— WHAT TO WORK ON —
All lines featuring the string "content" are to be listed.

Dataset records on visual material
## Start

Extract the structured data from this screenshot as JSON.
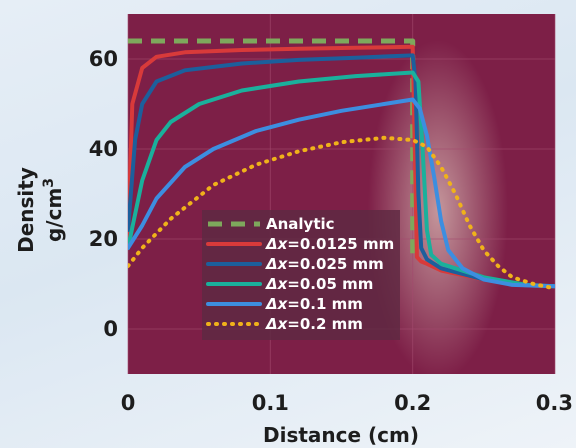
{
  "chart_data": {
    "type": "line",
    "xlabel": "Distance (cm)",
    "ylabel": "Density",
    "ylabel_unit": "g/cm",
    "ylabel_unit_sup": "3",
    "xlim": [
      0,
      0.3
    ],
    "ylim": [
      -10,
      70
    ],
    "x_ticks": [
      {
        "value": 0,
        "label": "0"
      },
      {
        "value": 0.1,
        "label": "0.1"
      },
      {
        "value": 0.2,
        "label": "0.2"
      },
      {
        "value": 0.3,
        "label": "0.3"
      }
    ],
    "y_ticks": [
      {
        "value": 0,
        "label": "0"
      },
      {
        "value": 20,
        "label": "20"
      },
      {
        "value": 40,
        "label": "40"
      },
      {
        "value": 60,
        "label": "60"
      }
    ],
    "grid": true,
    "legend_position": "bottom-center",
    "colors": {
      "plot_background": "#7d1f47",
      "analytic": "#7ea85c",
      "dx_0125": "#d83a3a",
      "dx_025": "#1c5f9c",
      "dx_05": "#1ab09c",
      "dx_1": "#3d8ee0",
      "dx_2": "#f0b21a"
    },
    "series": [
      {
        "name": "Analytic",
        "prefix": "",
        "style": "dashed",
        "color_key": "analytic",
        "x": [
          0,
          0.2,
          0.2
        ],
        "y": [
          64,
          64,
          15
        ]
      },
      {
        "name": "=0.0125 mm",
        "prefix": "Δx",
        "style": "solid",
        "color_key": "dx_0125",
        "x": [
          0.0,
          0.003,
          0.01,
          0.02,
          0.04,
          0.08,
          0.12,
          0.16,
          0.2,
          0.2015,
          0.203,
          0.206,
          0.21,
          0.22,
          0.25,
          0.28,
          0.3
        ],
        "y": [
          20,
          50,
          58,
          60.5,
          61.5,
          62,
          62.3,
          62.5,
          62.7,
          40,
          16,
          15,
          14.5,
          13,
          11,
          9.7,
          9.5
        ]
      },
      {
        "name": "=0.025 mm",
        "prefix": "Δx",
        "style": "solid",
        "color_key": "dx_025",
        "x": [
          0.0,
          0.005,
          0.01,
          0.02,
          0.04,
          0.08,
          0.12,
          0.16,
          0.2,
          0.202,
          0.204,
          0.206,
          0.21,
          0.22,
          0.25,
          0.28,
          0.3
        ],
        "y": [
          22,
          42,
          50,
          55,
          57.5,
          59,
          59.8,
          60.3,
          60.8,
          55,
          30,
          18,
          15.5,
          13.5,
          11,
          9.7,
          9.5
        ]
      },
      {
        "name": "=0.05 mm",
        "prefix": "Δx",
        "style": "solid",
        "color_key": "dx_05",
        "x": [
          0.0,
          0.01,
          0.02,
          0.03,
          0.05,
          0.08,
          0.12,
          0.16,
          0.2,
          0.204,
          0.207,
          0.21,
          0.213,
          0.22,
          0.25,
          0.28,
          0.3
        ],
        "y": [
          18,
          33,
          42,
          46,
          50,
          53,
          55,
          56.2,
          57,
          55,
          40,
          22,
          16.5,
          14.5,
          11.5,
          9.8,
          9.5
        ]
      },
      {
        "name": "=0.1 mm",
        "prefix": "Δx",
        "style": "solid",
        "color_key": "dx_1",
        "x": [
          0.0,
          0.01,
          0.02,
          0.04,
          0.06,
          0.09,
          0.12,
          0.15,
          0.18,
          0.2,
          0.205,
          0.21,
          0.215,
          0.22,
          0.225,
          0.235,
          0.25,
          0.27,
          0.3
        ],
        "y": [
          18,
          23,
          29,
          36,
          40,
          44,
          46.5,
          48.5,
          50,
          51,
          49,
          43,
          34,
          24,
          17.5,
          13.5,
          11,
          9.8,
          9.5
        ]
      },
      {
        "name": "=0.2 mm",
        "prefix": "Δx",
        "style": "dotted",
        "color_key": "dx_2",
        "x": [
          0.0,
          0.01,
          0.03,
          0.06,
          0.09,
          0.12,
          0.15,
          0.18,
          0.2,
          0.21,
          0.22,
          0.23,
          0.24,
          0.25,
          0.26,
          0.27,
          0.285,
          0.3
        ],
        "y": [
          14,
          18,
          24.5,
          32,
          36.5,
          39.5,
          41.5,
          42.5,
          42,
          40.5,
          36,
          30,
          23,
          17.5,
          14,
          11.5,
          10,
          9
        ]
      }
    ]
  }
}
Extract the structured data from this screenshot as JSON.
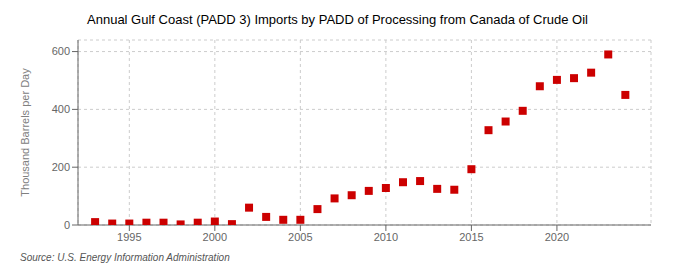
{
  "chart_data": {
    "type": "scatter",
    "title": "Annual Gulf Coast (PADD 3) Imports by PADD of Processing from Canada of Crude Oil",
    "ylabel": "Thousand Barrels per Day",
    "annotations": [
      "Source: U.S. Energy Information Administration"
    ],
    "x": [
      1993,
      1994,
      1995,
      1996,
      1997,
      1998,
      1999,
      2000,
      2001,
      2002,
      2003,
      2004,
      2005,
      2006,
      2007,
      2008,
      2009,
      2010,
      2011,
      2012,
      2013,
      2014,
      2015,
      2016,
      2017,
      2018,
      2019,
      2020,
      2021,
      2022,
      2023,
      2024
    ],
    "values": [
      10,
      5,
      5,
      8,
      8,
      2,
      8,
      12,
      3,
      60,
      28,
      18,
      18,
      55,
      92,
      103,
      118,
      128,
      148,
      152,
      125,
      122,
      193,
      328,
      358,
      395,
      480,
      502,
      508,
      527,
      590,
      450
    ],
    "color": "#cc0000",
    "marker": "square",
    "xlim": [
      1992.0,
      2025.5
    ],
    "xticks": [
      1995,
      2000,
      2005,
      2010,
      2015,
      2020
    ],
    "ylim": [
      0,
      640
    ],
    "yticks": [
      0,
      200,
      400,
      600
    ],
    "grid": true
  }
}
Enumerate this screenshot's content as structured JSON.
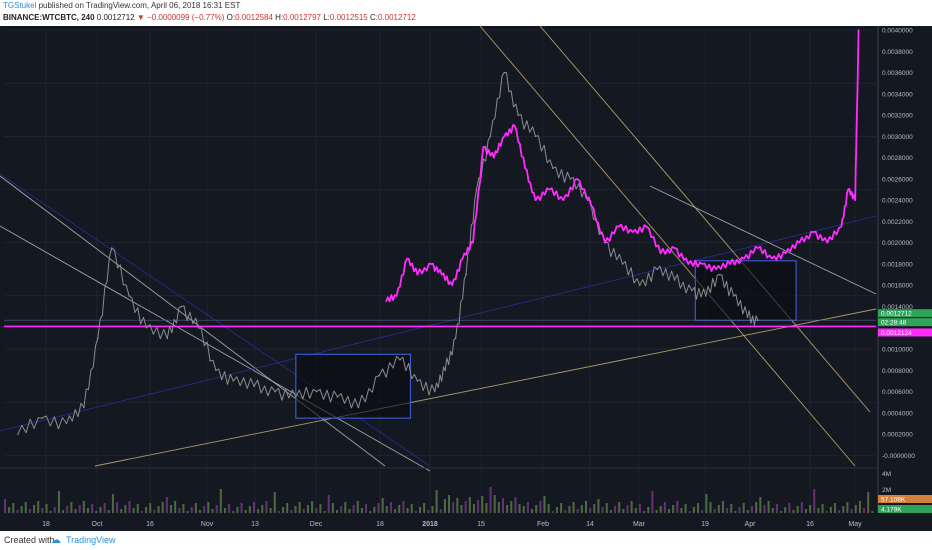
{
  "header": {
    "author": "TGStukel",
    "published_text": "published on TradingView.com, April 06, 2018 16:31 EST",
    "symbol": "BINANCE:WTCBTC, 240",
    "change": "−0.0000099 (−0.77%)",
    "ohlc_o_label": "O:",
    "ohlc_o": "0.0012584",
    "ohlc_h_label": "H:",
    "ohlc_h": "0.0012797",
    "ohlc_l_label": "L:",
    "ohlc_l": "0.0012515",
    "ohlc_c_label": "C:",
    "ohlc_c": "0.0012712",
    "last": "0.0012712"
  },
  "footer": {
    "created_text": "Created with",
    "brand": "TradingView",
    "brand_icon": "tradingview-cloud-icon"
  },
  "colors": {
    "bg": "#141821",
    "grid": "#242a36",
    "candle": "#8c8c8c",
    "magenta": "#ff2bff",
    "blue": "#2d2f9c",
    "tan": "#c9b37a",
    "white": "#b9bcc4",
    "green_badge": "#2fa35a",
    "orange_badge": "#d4803a"
  },
  "chart_data": {
    "type": "line",
    "title": "",
    "xlabel": "",
    "ylabel": "",
    "x_tick_labels": [
      "18",
      "Oct",
      "16",
      "Nov",
      "13",
      "Dec",
      "18",
      "2018",
      "15",
      "Feb",
      "14",
      "Mar",
      "19",
      "Apr",
      "16",
      "May"
    ],
    "y_tick_labels": [
      "0.0040000",
      "0.0038000",
      "0.0036000",
      "0.0034000",
      "0.0032000",
      "0.0030000",
      "0.0028000",
      "0.0026000",
      "0.0024000",
      "0.0022000",
      "0.0020000",
      "0.0018000",
      "0.0016000",
      "0.0014000",
      "0.0010000",
      "0.0008000",
      "0.0006000",
      "0.0004000",
      "0.0002000",
      "-0.0000000"
    ],
    "volume_tick_labels": [
      "4M",
      "2M"
    ],
    "ylim": [
      -0.0001,
      0.004
    ],
    "grid": true,
    "series": [
      {
        "x": [
          "2017-09-05",
          "2017-09-12",
          "2017-09-19",
          "2017-09-24",
          "2017-09-28",
          "2017-10-02",
          "2017-10-07",
          "2017-10-12",
          "2017-10-18",
          "2017-10-22",
          "2017-10-27",
          "2017-11-01",
          "2017-11-06",
          "2017-11-12",
          "2017-11-18",
          "2017-11-24",
          "2017-11-30",
          "2017-12-06",
          "2017-12-12",
          "2017-12-18",
          "2017-12-24",
          "2017-12-29",
          "2018-01-03",
          "2018-01-06",
          "2018-01-09",
          "2018-01-12",
          "2018-01-15",
          "2018-01-19",
          "2018-01-23",
          "2018-01-27",
          "2018-02-01",
          "2018-02-06",
          "2018-02-11",
          "2018-02-16",
          "2018-02-21",
          "2018-02-26",
          "2018-03-03",
          "2018-03-08",
          "2018-03-13",
          "2018-03-18",
          "2018-03-22",
          "2018-03-26",
          "2018-03-30",
          "2018-04-03",
          "2018-04-06"
        ],
        "values": [
          0.0002,
          0.00035,
          0.0003,
          0.00045,
          0.0011,
          0.00195,
          0.0015,
          0.0012,
          0.0011,
          0.0014,
          0.0012,
          0.0008,
          0.0007,
          0.00065,
          0.0006,
          0.00055,
          0.0006,
          0.00055,
          0.00045,
          0.00075,
          0.0009,
          0.0007,
          0.0006,
          0.0008,
          0.0011,
          0.0017,
          0.0025,
          0.003,
          0.0036,
          0.0032,
          0.003,
          0.0027,
          0.0026,
          0.0024,
          0.002,
          0.0018,
          0.0016,
          0.00175,
          0.00165,
          0.00155,
          0.0015,
          0.0017,
          0.0015,
          0.0013,
          0.00127
        ]
      },
      {
        "name": "",
        "x": [
          "2017-12-20",
          "2017-12-23",
          "2017-12-26",
          "2017-12-29",
          "2018-01-02",
          "2018-01-05",
          "2018-01-08",
          "2018-01-11",
          "2018-01-14",
          "2018-01-17",
          "2018-01-20",
          "2018-01-23",
          "2018-01-26",
          "2018-01-29",
          "2018-02-01",
          "2018-02-05",
          "2018-02-09",
          "2018-02-13",
          "2018-02-17",
          "2018-02-21",
          "2018-02-25",
          "2018-03-01",
          "2018-03-05",
          "2018-03-09",
          "2018-03-13",
          "2018-03-17",
          "2018-03-21",
          "2018-03-25",
          "2018-03-29",
          "2018-04-02",
          "2018-04-06",
          "2018-04-10",
          "2018-04-14",
          "2018-04-18",
          "2018-04-22",
          "2018-04-26",
          "2018-04-30",
          "2018-05-02",
          "2018-05-04",
          "2018-05-05"
        ],
        "values": [
          0.00145,
          0.0015,
          0.00185,
          0.0017,
          0.0018,
          0.0017,
          0.0016,
          0.00185,
          0.002,
          0.0029,
          0.0028,
          0.003,
          0.0031,
          0.0027,
          0.0024,
          0.0025,
          0.0024,
          0.0026,
          0.00235,
          0.002,
          0.00215,
          0.0021,
          0.00215,
          0.0019,
          0.00195,
          0.0018,
          0.0018,
          0.00175,
          0.0018,
          0.00185,
          0.00195,
          0.00185,
          0.0019,
          0.002,
          0.0021,
          0.002,
          0.00215,
          0.0025,
          0.0024,
          0.004
        ]
      }
    ],
    "horizontal_lines": [
      0.0012124,
      0.0012712
    ],
    "boxes": [
      {
        "x": [
          "2017-11-24",
          "2017-12-27"
        ],
        "y": [
          0.00035,
          0.00095
        ]
      },
      {
        "x": [
          "2018-03-19",
          "2018-04-17"
        ],
        "y": [
          0.00127,
          0.00183
        ]
      }
    ],
    "price_badges": [
      {
        "label": "0.0012712"
      },
      {
        "label": "02:28:48"
      },
      {
        "label": "0.0012124"
      }
    ],
    "volume_badges": [
      {
        "label": "57.108K"
      },
      {
        "label": "4.179K"
      }
    ]
  }
}
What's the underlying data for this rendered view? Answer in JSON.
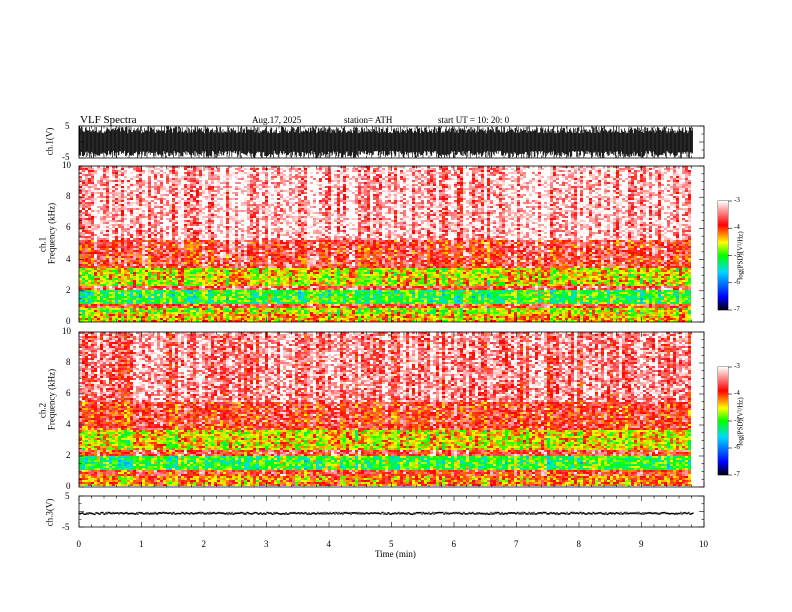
{
  "header": {
    "title": "VLF  Spectra",
    "date": "Aug.17, 2025",
    "station": "station= ATH",
    "start": "start  UT  =    10: 20: 0"
  },
  "chart_data": [
    {
      "type": "line",
      "name": "ch1-waveform",
      "ylabel": "ch.1(V)",
      "ylim": [
        -5,
        5
      ],
      "yticks": [
        "5",
        "-5"
      ],
      "xlim": [
        0,
        10
      ],
      "data_end_min": 9.83,
      "description_amplitude_V": [
        -5,
        5
      ]
    },
    {
      "type": "heatmap",
      "name": "ch1-spectrogram",
      "ylabel_top": "ch.1",
      "ylabel": "Frequency (kHz)",
      "ylim": [
        0,
        10
      ],
      "yticks": [
        "0",
        "2",
        "4",
        "6",
        "8",
        "10"
      ],
      "xlim": [
        0,
        10
      ],
      "data_end_min": 9.83,
      "bands_kHz": [
        {
          "from": 0,
          "to": 0.5,
          "level": -4.3
        },
        {
          "from": 0.5,
          "to": 0.9,
          "level": -4.6
        },
        {
          "from": 0.9,
          "to": 1.2,
          "level": -3.8
        },
        {
          "from": 1.2,
          "to": 2.0,
          "level": -5.0
        },
        {
          "from": 2.0,
          "to": 2.3,
          "level": -3.6
        },
        {
          "from": 2.3,
          "to": 3.5,
          "level": -4.5
        },
        {
          "from": 3.5,
          "to": 5.2,
          "level": -3.7
        },
        {
          "from": 5.2,
          "to": 10,
          "level": -3.2
        }
      ],
      "colorbar": {
        "label": "log(PSD)(V²/Hz)",
        "ticks": [
          "-3",
          "-4",
          "-5",
          "-6",
          "-7"
        ],
        "range": [
          -7,
          -3
        ]
      }
    },
    {
      "type": "heatmap",
      "name": "ch2-spectrogram",
      "ylabel_top": "ch.2",
      "ylabel": "Frequency (kHz)",
      "ylim": [
        0,
        10
      ],
      "yticks": [
        "0",
        "2",
        "4",
        "6",
        "8",
        "10"
      ],
      "xlim": [
        0,
        10
      ],
      "data_end_min": 9.83,
      "bands_kHz": [
        {
          "from": 0,
          "to": 0.6,
          "level": -4.2
        },
        {
          "from": 0.6,
          "to": 1.1,
          "level": -3.8
        },
        {
          "from": 1.1,
          "to": 1.9,
          "level": -5.0
        },
        {
          "from": 1.9,
          "to": 2.4,
          "level": -3.7
        },
        {
          "from": 2.4,
          "to": 3.6,
          "level": -4.5
        },
        {
          "from": 3.6,
          "to": 5.5,
          "level": -3.8
        },
        {
          "from": 5.5,
          "to": 10,
          "level": -3.4
        }
      ],
      "colorbar": {
        "label": "log(PSD)(V²/Hz)",
        "ticks": [
          "-3",
          "-4",
          "-5",
          "-6",
          "-7"
        ],
        "range": [
          -7,
          -3
        ]
      }
    },
    {
      "type": "line",
      "name": "ch3-waveform",
      "ylabel": "ch.3(V)",
      "ylim": [
        -5,
        5
      ],
      "yticks": [
        "5",
        "-5"
      ],
      "xlim": [
        0,
        10
      ],
      "xlabel": "Time  (min)",
      "xticks": [
        "0",
        "1",
        "2",
        "3",
        "4",
        "5",
        "6",
        "7",
        "8",
        "9",
        "10"
      ],
      "data_end_min": 9.83,
      "constant_level_V": -0.6
    }
  ],
  "colors": {
    "axis": "#000000",
    "colormap": [
      "#000000",
      "#0000ff",
      "#00d8ff",
      "#00ff00",
      "#ffff00",
      "#ff0000",
      "#ffffff"
    ]
  }
}
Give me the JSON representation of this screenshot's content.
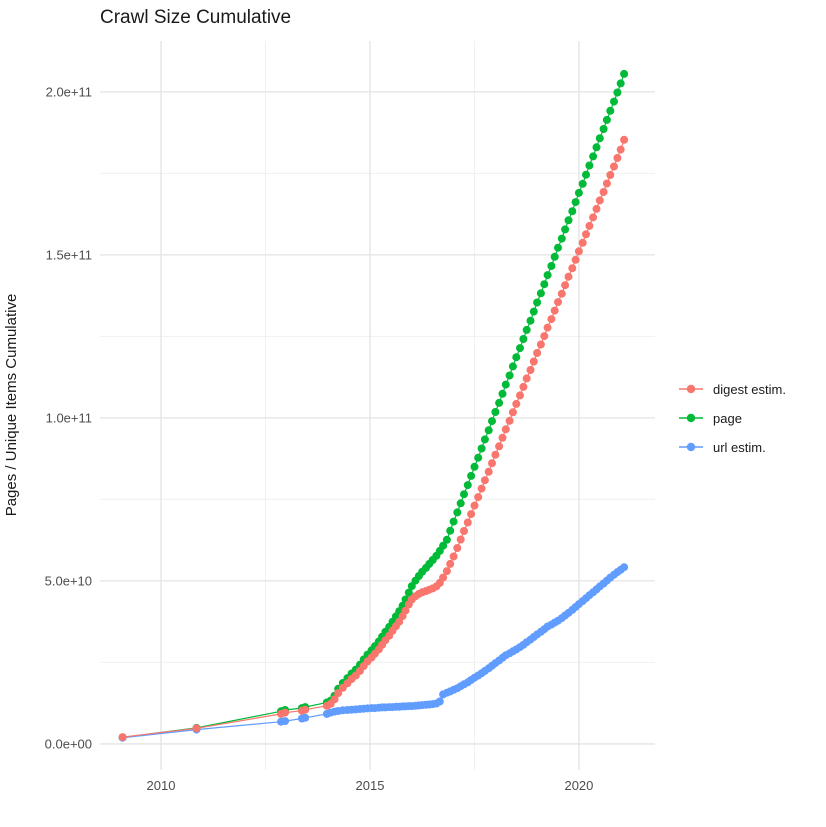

## End

— CORRECT RESULT —
Enumerate this screenshot's content as structured JSON.
Give me the JSON representation of this screenshot's content.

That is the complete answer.